Records about charts and figures.
┄┄┄┄┄┄┄┄┄┄┄┄┄┄┄┄┄┄┄┄

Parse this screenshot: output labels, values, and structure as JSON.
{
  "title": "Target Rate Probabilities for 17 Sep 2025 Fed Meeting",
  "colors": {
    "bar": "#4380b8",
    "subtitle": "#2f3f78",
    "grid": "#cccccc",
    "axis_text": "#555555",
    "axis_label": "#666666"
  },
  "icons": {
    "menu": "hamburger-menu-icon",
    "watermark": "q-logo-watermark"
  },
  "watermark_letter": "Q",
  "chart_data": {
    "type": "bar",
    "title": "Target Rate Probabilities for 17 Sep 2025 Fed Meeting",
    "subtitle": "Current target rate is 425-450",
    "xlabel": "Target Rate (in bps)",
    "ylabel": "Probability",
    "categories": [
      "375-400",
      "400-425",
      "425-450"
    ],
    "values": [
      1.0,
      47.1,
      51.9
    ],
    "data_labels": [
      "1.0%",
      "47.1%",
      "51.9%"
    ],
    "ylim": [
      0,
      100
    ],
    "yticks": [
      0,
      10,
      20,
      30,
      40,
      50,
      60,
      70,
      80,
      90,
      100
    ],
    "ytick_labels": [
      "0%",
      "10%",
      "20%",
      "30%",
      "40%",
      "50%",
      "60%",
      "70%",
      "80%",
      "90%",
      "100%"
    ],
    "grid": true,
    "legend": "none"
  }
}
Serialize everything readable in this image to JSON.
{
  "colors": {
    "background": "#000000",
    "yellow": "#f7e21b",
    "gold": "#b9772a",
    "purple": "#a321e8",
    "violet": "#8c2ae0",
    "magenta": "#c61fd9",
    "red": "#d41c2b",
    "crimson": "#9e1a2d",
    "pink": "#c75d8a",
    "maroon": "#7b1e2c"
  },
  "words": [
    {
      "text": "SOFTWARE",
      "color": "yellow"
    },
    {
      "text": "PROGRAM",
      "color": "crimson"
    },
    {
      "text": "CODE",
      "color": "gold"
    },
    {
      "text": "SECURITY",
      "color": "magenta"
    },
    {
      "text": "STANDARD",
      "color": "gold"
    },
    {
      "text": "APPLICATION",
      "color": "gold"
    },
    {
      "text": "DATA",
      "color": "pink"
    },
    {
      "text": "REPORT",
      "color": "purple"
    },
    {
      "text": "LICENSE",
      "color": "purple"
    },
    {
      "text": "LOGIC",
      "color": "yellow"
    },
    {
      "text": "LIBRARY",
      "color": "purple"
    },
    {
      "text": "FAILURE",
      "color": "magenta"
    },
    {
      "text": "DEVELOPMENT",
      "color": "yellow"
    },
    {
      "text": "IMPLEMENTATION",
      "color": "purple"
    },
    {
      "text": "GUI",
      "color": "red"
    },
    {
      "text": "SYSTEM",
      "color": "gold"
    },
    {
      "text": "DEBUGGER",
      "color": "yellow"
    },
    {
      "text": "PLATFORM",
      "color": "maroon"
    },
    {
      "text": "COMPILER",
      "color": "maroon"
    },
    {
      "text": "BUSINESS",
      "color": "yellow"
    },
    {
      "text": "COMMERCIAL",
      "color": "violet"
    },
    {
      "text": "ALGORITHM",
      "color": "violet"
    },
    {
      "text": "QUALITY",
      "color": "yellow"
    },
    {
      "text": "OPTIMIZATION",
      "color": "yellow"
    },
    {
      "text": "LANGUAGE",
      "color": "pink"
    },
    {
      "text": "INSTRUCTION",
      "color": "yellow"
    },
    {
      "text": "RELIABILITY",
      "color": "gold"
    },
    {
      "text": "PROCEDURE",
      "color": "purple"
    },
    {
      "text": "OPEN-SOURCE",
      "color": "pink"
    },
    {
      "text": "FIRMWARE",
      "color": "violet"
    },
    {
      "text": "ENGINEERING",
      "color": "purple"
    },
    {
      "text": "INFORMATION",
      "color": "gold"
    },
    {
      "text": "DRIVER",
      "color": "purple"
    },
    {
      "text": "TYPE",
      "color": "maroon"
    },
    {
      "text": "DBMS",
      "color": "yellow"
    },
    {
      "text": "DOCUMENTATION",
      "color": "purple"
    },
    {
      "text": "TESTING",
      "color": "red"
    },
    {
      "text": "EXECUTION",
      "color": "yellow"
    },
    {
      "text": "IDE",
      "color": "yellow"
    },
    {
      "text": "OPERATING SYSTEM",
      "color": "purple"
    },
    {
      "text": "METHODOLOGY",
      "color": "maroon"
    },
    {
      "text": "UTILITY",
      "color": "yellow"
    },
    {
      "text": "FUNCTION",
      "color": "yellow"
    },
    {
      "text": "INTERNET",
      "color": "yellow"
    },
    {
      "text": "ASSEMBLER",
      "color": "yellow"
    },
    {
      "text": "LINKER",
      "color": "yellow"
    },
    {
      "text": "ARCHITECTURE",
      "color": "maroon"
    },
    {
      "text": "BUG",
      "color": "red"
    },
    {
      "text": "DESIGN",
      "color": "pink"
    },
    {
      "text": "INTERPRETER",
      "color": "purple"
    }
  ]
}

┄┄┄┄┄┄┄┄┄┄┄┄┄┄┄┄┄┄┄┄

Instructions to follow.
Every line of the listing that holds "subtitle" should be found and copied.

Exercise result.
    "subtitle": "#2f3f78",
    "subtitle": "Current target rate is 425-450",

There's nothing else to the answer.